> **INSTRUCTION**
Repeat the material exactly as it appears.

_ _ _ _

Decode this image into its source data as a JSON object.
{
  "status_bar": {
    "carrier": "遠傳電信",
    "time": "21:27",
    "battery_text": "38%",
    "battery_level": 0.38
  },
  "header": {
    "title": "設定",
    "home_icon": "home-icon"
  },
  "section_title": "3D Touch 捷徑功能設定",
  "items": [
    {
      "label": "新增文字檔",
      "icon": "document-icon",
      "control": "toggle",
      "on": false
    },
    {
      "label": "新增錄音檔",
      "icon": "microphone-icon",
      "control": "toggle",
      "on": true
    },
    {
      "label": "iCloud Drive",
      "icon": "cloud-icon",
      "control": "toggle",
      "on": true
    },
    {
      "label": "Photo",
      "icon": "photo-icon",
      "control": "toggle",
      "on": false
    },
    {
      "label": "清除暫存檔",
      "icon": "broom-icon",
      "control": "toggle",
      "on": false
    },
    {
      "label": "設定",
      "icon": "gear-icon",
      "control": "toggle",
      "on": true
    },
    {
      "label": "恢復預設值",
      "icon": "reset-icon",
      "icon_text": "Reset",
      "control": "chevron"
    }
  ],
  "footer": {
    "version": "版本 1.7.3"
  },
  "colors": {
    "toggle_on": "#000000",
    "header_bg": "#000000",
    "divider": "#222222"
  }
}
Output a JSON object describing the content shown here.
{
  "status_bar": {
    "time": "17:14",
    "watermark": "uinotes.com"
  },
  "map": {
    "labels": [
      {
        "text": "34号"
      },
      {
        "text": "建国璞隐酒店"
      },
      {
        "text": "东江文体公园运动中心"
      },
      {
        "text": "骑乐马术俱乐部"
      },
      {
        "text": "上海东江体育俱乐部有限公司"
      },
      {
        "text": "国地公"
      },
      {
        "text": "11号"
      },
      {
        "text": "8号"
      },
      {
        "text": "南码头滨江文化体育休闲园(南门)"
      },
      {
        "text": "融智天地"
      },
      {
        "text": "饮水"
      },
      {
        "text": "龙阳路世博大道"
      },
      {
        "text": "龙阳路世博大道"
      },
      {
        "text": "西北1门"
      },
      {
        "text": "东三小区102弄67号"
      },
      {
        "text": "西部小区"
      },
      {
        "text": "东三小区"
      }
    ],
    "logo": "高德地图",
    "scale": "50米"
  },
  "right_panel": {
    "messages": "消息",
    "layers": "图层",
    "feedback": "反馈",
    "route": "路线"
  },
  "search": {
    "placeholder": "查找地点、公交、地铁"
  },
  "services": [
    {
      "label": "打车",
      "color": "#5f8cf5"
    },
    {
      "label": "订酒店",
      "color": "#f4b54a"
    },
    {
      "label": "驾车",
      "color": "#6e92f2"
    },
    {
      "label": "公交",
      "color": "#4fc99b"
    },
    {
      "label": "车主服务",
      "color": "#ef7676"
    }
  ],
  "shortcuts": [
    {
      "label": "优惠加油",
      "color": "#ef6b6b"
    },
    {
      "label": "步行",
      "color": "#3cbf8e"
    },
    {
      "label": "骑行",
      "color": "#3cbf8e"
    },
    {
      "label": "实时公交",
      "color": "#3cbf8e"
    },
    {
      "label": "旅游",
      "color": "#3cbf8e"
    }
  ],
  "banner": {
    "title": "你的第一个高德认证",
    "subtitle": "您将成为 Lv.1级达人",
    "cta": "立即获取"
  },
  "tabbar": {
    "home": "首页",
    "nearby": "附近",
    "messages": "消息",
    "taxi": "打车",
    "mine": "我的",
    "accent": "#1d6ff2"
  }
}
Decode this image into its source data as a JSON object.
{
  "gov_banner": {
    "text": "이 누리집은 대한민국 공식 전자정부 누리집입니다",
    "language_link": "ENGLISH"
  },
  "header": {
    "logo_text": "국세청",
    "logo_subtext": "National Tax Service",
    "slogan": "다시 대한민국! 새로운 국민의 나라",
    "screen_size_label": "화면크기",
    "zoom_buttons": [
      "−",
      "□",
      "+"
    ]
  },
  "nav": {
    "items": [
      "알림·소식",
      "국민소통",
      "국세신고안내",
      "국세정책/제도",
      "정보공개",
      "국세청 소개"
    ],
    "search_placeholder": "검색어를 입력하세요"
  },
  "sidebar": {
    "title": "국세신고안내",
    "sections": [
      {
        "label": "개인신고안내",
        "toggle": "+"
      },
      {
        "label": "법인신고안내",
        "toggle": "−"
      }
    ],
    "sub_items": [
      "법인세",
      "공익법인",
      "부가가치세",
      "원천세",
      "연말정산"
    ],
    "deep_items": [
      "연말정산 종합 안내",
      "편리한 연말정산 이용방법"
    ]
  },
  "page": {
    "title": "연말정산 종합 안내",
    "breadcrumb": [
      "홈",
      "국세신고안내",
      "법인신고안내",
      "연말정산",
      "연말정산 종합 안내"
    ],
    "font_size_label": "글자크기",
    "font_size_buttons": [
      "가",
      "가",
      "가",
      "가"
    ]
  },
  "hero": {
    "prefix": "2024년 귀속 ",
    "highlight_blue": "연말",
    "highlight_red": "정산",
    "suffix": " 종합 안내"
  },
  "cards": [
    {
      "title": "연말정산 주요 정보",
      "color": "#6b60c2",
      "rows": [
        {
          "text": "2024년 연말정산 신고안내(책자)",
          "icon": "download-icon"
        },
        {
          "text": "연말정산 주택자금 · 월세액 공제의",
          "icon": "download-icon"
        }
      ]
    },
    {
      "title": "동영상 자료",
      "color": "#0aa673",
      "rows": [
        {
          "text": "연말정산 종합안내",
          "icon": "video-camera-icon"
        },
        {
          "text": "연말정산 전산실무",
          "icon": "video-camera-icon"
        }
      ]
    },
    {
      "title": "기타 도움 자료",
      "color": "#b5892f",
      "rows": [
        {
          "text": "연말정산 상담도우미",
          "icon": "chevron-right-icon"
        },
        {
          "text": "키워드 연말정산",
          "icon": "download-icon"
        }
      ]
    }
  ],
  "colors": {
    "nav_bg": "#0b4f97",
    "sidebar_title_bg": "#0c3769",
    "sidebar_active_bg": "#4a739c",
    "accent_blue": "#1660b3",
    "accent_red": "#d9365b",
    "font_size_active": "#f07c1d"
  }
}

_ _ _ _

> **OUTPUT FOR THIS TASK**
Decode this image into its source data as a JSON object.
{
  "status_bar": {
    "carrier": "遠傳電信",
    "time": "21:27",
    "battery_text": "38%",
    "battery_level": 0.38
  },
  "header": {
    "title": "設定",
    "home_icon": "home-icon"
  },
  "section_title": "3D Touch 捷徑功能設定",
  "items": [
    {
      "label": "新增文字檔",
      "icon": "document-icon",
      "control": "toggle",
      "on": false
    },
    {
      "label": "新增錄音檔",
      "icon": "microphone-icon",
      "control": "toggle",
      "on": true
    },
    {
      "label": "iCloud Drive",
      "icon": "cloud-icon",
      "control": "toggle",
      "on": true
    },
    {
      "label": "Photo",
      "icon": "photo-icon",
      "control": "toggle",
      "on": false
    },
    {
      "label": "清除暫存檔",
      "icon": "broom-icon",
      "control": "toggle",
      "on": false
    },
    {
      "label": "設定",
      "icon": "gear-icon",
      "control": "toggle",
      "on": true
    },
    {
      "label": "恢復預設值",
      "icon": "reset-icon",
      "icon_text": "Reset",
      "control": "chevron"
    }
  ],
  "footer": {
    "version": "版本 1.7.3"
  },
  "colors": {
    "toggle_on": "#000000",
    "header_bg": "#000000",
    "divider": "#222222"
  }
}
Output a JSON object describing the content shown here.
{
  "status_bar": {
    "time": "17:14",
    "watermark": "uinotes.com"
  },
  "map": {
    "labels": [
      {
        "text": "34号"
      },
      {
        "text": "建国璞隐酒店"
      },
      {
        "text": "东江文体公园运动中心"
      },
      {
        "text": "骑乐马术俱乐部"
      },
      {
        "text": "上海东江体育俱乐部有限公司"
      },
      {
        "text": "国地公"
      },
      {
        "text": "11号"
      },
      {
        "text": "8号"
      },
      {
        "text": "南码头滨江文化体育休闲园(南门)"
      },
      {
        "text": "融智天地"
      },
      {
        "text": "饮水"
      },
      {
        "text": "龙阳路世博大道"
      },
      {
        "text": "龙阳路世博大道"
      },
      {
        "text": "西北1门"
      },
      {
        "text": "东三小区102弄67号"
      },
      {
        "text": "西部小区"
      },
      {
        "text": "东三小区"
      }
    ],
    "logo": "高德地图",
    "scale": "50米"
  },
  "right_panel": {
    "messages": "消息",
    "layers": "图层",
    "feedback": "反馈",
    "route": "路线"
  },
  "search": {
    "placeholder": "查找地点、公交、地铁"
  },
  "services": [
    {
      "label": "打车",
      "color": "#5f8cf5"
    },
    {
      "label": "订酒店",
      "color": "#f4b54a"
    },
    {
      "label": "驾车",
      "color": "#6e92f2"
    },
    {
      "label": "公交",
      "color": "#4fc99b"
    },
    {
      "label": "车主服务",
      "color": "#ef7676"
    }
  ],
  "shortcuts": [
    {
      "label": "优惠加油",
      "color": "#ef6b6b"
    },
    {
      "label": "步行",
      "color": "#3cbf8e"
    },
    {
      "label": "骑行",
      "color": "#3cbf8e"
    },
    {
      "label": "实时公交",
      "color": "#3cbf8e"
    },
    {
      "label": "旅游",
      "color": "#3cbf8e"
    }
  ],
  "banner": {
    "title": "你的第一个高德认证",
    "subtitle": "您将成为 Lv.1级达人",
    "cta": "立即获取"
  },
  "tabbar": {
    "home": "首页",
    "nearby": "附近",
    "messages": "消息",
    "taxi": "打车",
    "mine": "我的",
    "accent": "#1d6ff2"
  }
}
Decode this image into its source data as a JSON object.
{
  "gov_banner": {
    "text": "이 누리집은 대한민국 공식 전자정부 누리집입니다",
    "language_link": "ENGLISH"
  },
  "header": {
    "logo_text": "국세청",
    "logo_subtext": "National Tax Service",
    "slogan": "다시 대한민국! 새로운 국민의 나라",
    "screen_size_label": "화면크기",
    "zoom_buttons": [
      "−",
      "□",
      "+"
    ]
  },
  "nav": {
    "items": [
      "알림·소식",
      "국민소통",
      "국세신고안내",
      "국세정책/제도",
      "정보공개",
      "국세청 소개"
    ],
    "search_placeholder": "검색어를 입력하세요"
  },
  "sidebar": {
    "title": "국세신고안내",
    "sections": [
      {
        "label": "개인신고안내",
        "toggle": "+"
      },
      {
        "label": "법인신고안내",
        "toggle": "−"
      }
    ],
    "sub_items": [
      "법인세",
      "공익법인",
      "부가가치세",
      "원천세",
      "연말정산"
    ],
    "deep_items": [
      "연말정산 종합 안내",
      "편리한 연말정산 이용방법"
    ]
  },
  "page": {
    "title": "연말정산 종합 안내",
    "breadcrumb": [
      "홈",
      "국세신고안내",
      "법인신고안내",
      "연말정산",
      "연말정산 종합 안내"
    ],
    "font_size_label": "글자크기",
    "font_size_buttons": [
      "가",
      "가",
      "가",
      "가"
    ]
  },
  "hero": {
    "prefix": "2024년 귀속 ",
    "highlight_blue": "연말",
    "highlight_red": "정산",
    "suffix": " 종합 안내"
  },
  "cards": [
    {
      "title": "연말정산 주요 정보",
      "color": "#6b60c2",
      "rows": [
        {
          "text": "2024년 연말정산 신고안내(책자)",
          "icon": "download-icon"
        },
        {
          "text": "연말정산 주택자금 · 월세액 공제의",
          "icon": "download-icon"
        }
      ]
    },
    {
      "title": "동영상 자료",
      "color": "#0aa673",
      "rows": [
        {
          "text": "연말정산 종합안내",
          "icon": "video-camera-icon"
        },
        {
          "text": "연말정산 전산실무",
          "icon": "video-camera-icon"
        }
      ]
    },
    {
      "title": "기타 도움 자료",
      "color": "#b5892f",
      "rows": [
        {
          "text": "연말정산 상담도우미",
          "icon": "chevron-right-icon"
        },
        {
          "text": "키워드 연말정산",
          "icon": "download-icon"
        }
      ]
    }
  ],
  "colors": {
    "nav_bg": "#0b4f97",
    "sidebar_title_bg": "#0c3769",
    "sidebar_active_bg": "#4a739c",
    "accent_blue": "#1660b3",
    "accent_red": "#d9365b",
    "font_size_active": "#f07c1d"
  }
}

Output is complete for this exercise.